## Rows
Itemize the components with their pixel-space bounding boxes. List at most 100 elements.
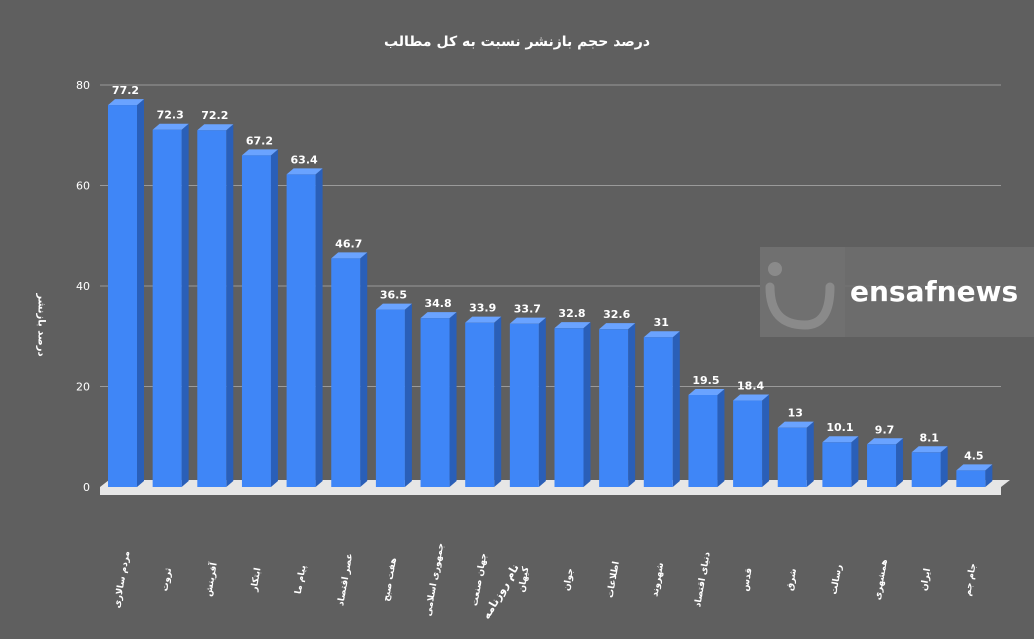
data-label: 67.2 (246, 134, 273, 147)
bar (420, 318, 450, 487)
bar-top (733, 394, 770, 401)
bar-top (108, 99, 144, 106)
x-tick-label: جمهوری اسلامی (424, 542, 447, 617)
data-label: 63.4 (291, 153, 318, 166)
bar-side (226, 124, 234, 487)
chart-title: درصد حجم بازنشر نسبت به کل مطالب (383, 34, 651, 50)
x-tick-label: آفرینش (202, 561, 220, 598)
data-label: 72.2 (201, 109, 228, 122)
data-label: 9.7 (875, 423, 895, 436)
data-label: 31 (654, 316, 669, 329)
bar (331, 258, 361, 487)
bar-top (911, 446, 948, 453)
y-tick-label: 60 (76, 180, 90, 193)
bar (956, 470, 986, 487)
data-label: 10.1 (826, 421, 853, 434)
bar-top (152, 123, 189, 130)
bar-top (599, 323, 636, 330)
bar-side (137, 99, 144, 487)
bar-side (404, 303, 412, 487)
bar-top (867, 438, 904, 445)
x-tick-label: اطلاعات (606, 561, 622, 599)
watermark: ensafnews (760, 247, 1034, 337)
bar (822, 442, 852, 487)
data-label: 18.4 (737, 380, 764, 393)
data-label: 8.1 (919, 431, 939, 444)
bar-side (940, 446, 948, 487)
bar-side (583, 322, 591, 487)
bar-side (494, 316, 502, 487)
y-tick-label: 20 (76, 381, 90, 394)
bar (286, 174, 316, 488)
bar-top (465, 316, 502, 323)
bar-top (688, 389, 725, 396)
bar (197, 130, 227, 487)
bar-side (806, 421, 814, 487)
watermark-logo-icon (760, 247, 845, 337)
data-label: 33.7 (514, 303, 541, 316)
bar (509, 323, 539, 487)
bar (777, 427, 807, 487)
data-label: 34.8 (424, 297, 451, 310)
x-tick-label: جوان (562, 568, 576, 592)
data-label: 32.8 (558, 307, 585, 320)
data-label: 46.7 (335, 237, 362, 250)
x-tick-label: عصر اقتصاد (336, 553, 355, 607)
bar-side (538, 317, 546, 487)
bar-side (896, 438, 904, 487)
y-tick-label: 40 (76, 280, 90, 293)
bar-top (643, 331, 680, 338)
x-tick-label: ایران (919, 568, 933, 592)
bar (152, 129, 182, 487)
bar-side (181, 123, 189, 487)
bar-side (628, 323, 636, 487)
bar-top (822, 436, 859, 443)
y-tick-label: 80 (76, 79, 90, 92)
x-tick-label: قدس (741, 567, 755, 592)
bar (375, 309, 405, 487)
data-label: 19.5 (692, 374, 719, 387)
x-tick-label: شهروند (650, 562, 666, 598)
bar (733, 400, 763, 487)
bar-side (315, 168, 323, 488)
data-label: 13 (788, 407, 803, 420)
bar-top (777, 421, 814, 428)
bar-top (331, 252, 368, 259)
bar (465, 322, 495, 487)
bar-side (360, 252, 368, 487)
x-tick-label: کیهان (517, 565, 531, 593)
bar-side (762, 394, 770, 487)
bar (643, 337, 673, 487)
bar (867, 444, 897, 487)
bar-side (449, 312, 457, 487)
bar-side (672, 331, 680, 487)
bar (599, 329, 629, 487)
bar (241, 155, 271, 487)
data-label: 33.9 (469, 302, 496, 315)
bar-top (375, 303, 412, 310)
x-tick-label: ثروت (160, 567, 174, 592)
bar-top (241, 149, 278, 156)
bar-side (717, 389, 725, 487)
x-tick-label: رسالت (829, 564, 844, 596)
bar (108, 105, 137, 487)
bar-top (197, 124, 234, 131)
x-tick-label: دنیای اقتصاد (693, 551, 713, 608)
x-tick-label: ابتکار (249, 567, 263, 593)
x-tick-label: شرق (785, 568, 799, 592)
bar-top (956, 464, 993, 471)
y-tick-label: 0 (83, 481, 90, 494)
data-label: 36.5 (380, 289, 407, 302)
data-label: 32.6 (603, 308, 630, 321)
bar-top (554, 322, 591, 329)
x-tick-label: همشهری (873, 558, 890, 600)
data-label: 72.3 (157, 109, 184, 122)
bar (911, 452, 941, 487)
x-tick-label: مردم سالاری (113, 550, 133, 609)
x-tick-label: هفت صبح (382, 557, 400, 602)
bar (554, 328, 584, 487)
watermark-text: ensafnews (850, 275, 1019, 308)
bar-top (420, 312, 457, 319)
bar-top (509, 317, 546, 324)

==

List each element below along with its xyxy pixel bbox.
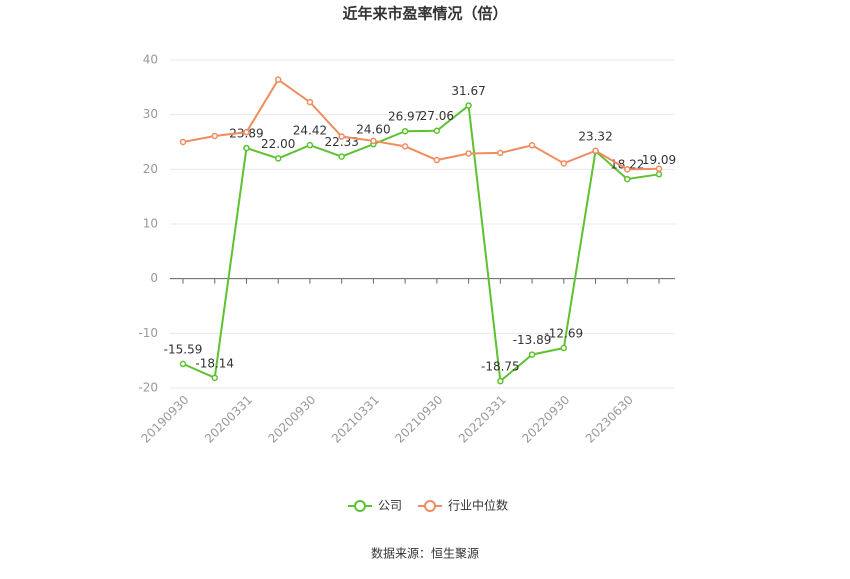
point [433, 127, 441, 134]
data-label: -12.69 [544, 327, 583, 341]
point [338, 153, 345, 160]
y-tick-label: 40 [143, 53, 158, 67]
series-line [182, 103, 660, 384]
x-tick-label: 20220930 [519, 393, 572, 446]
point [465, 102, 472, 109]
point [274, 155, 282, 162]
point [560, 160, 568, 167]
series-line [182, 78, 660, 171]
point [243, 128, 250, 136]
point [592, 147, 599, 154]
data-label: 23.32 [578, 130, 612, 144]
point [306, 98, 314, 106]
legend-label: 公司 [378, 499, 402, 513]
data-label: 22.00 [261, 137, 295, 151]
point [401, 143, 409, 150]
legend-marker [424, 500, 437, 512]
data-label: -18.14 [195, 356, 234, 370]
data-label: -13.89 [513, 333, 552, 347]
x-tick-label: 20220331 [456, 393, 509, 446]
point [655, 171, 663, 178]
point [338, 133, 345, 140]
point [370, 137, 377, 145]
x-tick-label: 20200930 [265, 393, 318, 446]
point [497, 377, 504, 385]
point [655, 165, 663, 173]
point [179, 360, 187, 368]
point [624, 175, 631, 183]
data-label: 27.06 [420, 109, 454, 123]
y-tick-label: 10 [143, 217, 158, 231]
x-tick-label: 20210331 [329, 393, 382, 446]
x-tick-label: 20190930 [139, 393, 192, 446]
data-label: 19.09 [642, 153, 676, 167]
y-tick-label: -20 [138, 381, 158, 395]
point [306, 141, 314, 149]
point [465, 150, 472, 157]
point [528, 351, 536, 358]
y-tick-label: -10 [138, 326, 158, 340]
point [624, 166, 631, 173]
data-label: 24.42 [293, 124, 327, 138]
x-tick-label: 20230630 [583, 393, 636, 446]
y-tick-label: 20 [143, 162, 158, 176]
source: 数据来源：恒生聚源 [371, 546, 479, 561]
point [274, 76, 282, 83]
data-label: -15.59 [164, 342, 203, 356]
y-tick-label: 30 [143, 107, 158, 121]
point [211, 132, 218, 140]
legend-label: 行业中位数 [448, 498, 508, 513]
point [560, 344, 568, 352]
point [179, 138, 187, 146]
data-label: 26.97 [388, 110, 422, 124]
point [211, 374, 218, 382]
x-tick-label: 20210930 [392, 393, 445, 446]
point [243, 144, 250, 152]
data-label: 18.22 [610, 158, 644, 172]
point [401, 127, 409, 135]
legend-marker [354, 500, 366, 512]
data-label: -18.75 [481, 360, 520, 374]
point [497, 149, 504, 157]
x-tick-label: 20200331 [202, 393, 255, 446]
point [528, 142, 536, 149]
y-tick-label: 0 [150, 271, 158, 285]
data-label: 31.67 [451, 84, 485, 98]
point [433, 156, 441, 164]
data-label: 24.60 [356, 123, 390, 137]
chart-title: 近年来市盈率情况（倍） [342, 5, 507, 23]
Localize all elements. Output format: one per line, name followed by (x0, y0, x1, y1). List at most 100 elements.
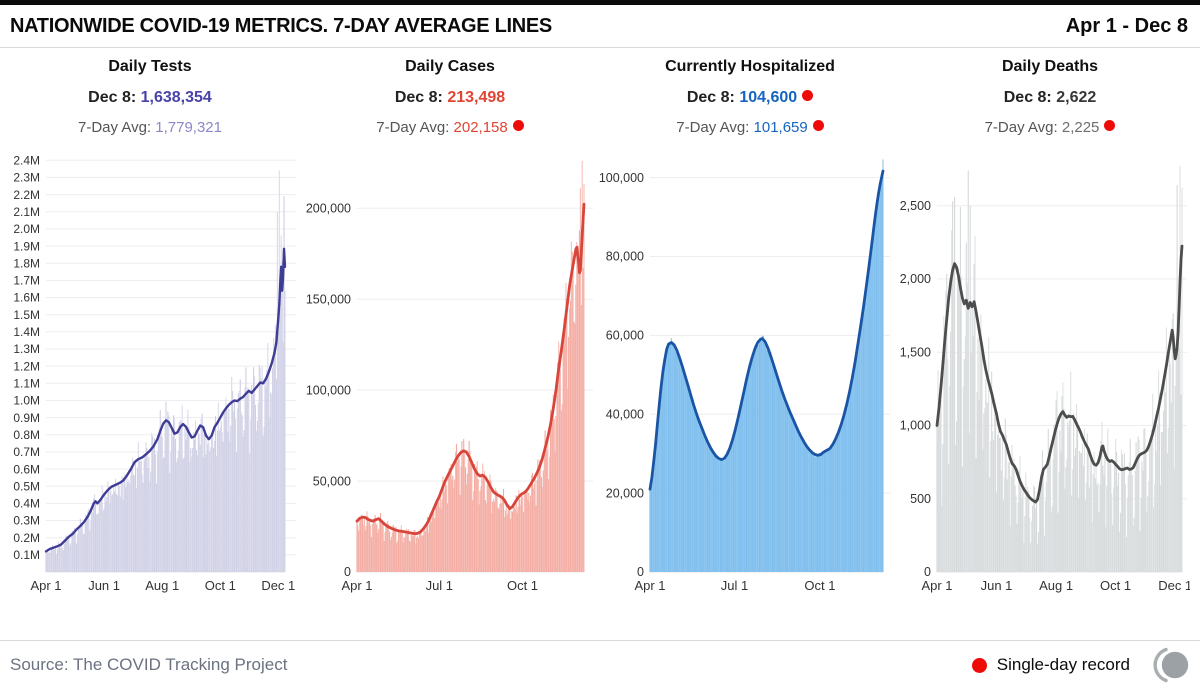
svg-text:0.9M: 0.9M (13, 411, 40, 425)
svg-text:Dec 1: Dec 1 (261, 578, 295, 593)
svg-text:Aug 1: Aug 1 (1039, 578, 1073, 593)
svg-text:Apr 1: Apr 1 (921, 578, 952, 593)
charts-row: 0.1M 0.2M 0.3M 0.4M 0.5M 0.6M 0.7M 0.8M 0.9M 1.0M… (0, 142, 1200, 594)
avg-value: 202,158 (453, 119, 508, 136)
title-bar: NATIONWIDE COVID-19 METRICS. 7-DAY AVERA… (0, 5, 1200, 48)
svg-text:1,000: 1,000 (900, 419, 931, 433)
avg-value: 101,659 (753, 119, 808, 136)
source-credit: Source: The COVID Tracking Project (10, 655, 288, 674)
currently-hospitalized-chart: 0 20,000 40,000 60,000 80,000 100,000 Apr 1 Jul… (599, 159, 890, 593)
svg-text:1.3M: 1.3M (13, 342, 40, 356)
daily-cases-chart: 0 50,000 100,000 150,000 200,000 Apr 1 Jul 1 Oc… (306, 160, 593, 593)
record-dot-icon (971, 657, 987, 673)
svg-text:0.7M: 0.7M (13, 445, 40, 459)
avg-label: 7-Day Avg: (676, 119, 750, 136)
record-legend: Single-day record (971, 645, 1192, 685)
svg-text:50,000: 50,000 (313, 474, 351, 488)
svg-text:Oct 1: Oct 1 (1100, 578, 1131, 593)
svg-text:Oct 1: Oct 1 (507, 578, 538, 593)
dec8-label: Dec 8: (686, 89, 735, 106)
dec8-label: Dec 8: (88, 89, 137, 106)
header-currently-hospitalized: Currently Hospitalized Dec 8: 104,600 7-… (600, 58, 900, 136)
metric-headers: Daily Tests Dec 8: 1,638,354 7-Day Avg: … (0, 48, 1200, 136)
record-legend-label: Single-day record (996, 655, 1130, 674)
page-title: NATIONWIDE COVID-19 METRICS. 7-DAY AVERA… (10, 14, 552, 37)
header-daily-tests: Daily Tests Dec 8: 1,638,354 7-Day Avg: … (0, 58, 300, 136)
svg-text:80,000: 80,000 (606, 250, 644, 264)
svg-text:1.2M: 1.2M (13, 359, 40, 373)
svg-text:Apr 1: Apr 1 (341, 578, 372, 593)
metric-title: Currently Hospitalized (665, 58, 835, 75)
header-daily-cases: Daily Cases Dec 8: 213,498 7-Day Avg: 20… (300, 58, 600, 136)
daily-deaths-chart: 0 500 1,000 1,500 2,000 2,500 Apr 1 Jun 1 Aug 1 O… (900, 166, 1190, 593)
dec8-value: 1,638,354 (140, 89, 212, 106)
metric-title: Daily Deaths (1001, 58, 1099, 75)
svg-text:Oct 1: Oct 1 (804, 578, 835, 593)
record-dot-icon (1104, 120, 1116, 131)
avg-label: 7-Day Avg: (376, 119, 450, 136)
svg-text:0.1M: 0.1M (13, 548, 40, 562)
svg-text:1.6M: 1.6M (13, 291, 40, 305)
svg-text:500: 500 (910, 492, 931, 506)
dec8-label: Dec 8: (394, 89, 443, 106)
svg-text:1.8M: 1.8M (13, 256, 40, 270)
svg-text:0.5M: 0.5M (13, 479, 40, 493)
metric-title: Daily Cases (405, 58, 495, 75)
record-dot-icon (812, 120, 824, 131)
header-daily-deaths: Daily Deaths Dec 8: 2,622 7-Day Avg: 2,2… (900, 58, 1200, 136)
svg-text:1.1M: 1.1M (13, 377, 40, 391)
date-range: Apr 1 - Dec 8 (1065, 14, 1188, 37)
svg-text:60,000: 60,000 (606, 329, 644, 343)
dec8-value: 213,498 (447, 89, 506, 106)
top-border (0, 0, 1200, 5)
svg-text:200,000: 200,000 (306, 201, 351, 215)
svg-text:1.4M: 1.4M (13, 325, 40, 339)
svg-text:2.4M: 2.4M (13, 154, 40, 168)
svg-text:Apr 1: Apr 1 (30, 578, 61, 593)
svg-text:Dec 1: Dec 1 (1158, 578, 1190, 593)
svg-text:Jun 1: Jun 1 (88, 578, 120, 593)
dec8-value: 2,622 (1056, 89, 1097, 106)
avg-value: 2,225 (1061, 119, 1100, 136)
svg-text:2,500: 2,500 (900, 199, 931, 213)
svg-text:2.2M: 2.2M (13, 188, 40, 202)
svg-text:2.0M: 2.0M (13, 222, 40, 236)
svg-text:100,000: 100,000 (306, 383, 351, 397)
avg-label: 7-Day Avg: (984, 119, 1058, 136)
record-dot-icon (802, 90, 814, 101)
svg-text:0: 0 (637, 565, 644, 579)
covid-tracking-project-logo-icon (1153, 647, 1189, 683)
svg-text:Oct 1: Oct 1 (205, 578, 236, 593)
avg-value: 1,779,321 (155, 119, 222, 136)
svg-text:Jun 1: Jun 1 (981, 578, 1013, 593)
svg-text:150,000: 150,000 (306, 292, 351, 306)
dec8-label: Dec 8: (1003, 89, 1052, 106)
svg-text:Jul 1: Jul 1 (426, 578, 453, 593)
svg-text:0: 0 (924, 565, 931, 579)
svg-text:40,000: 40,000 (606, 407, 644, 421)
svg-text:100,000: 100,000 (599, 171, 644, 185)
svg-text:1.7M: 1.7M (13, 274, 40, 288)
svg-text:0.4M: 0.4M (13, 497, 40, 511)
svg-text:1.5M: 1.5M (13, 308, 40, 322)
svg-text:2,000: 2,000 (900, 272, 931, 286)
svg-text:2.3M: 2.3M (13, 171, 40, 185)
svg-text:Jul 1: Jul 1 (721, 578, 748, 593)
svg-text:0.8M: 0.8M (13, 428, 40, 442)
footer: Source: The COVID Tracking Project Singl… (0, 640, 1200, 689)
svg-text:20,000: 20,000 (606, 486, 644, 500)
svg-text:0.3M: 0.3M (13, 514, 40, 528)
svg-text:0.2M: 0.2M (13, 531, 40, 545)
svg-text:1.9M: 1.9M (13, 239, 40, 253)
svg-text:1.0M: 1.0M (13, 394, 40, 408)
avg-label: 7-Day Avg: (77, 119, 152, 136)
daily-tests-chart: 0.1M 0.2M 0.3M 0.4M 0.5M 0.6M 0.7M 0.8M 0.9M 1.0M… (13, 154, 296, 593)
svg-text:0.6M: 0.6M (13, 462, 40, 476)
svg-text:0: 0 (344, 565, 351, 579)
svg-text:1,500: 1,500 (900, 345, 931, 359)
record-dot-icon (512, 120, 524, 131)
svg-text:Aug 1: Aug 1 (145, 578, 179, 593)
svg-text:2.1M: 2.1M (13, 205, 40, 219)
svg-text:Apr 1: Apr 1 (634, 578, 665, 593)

## What the task requires
Duplicate the records above from the line containing "svg-text:0.9M: 0.9M (13, 411, 40, 425)" up to and including the line containing "avg-value: 101,659 (753, 119, 808, 136)".

## Written solution
svg-text:0.9M: 0.9M (13, 411, 40, 425)
svg-text:Dec 1: Dec 1 (261, 578, 295, 593)
svg-text:Aug 1: Aug 1 (1039, 578, 1073, 593)
svg-text:Apr 1: Apr 1 (921, 578, 952, 593)
charts-row: 0.1M 0.2M 0.3M 0.4M 0.5M 0.6M 0.7M 0.8M 0.9M 1.0M… (0, 142, 1200, 594)
avg-value: 202,158 (453, 119, 508, 136)
title-bar: NATIONWIDE COVID-19 METRICS. 7-DAY AVERA… (0, 5, 1200, 48)
svg-text:1,000: 1,000 (900, 419, 931, 433)
avg-value: 101,659 (753, 119, 808, 136)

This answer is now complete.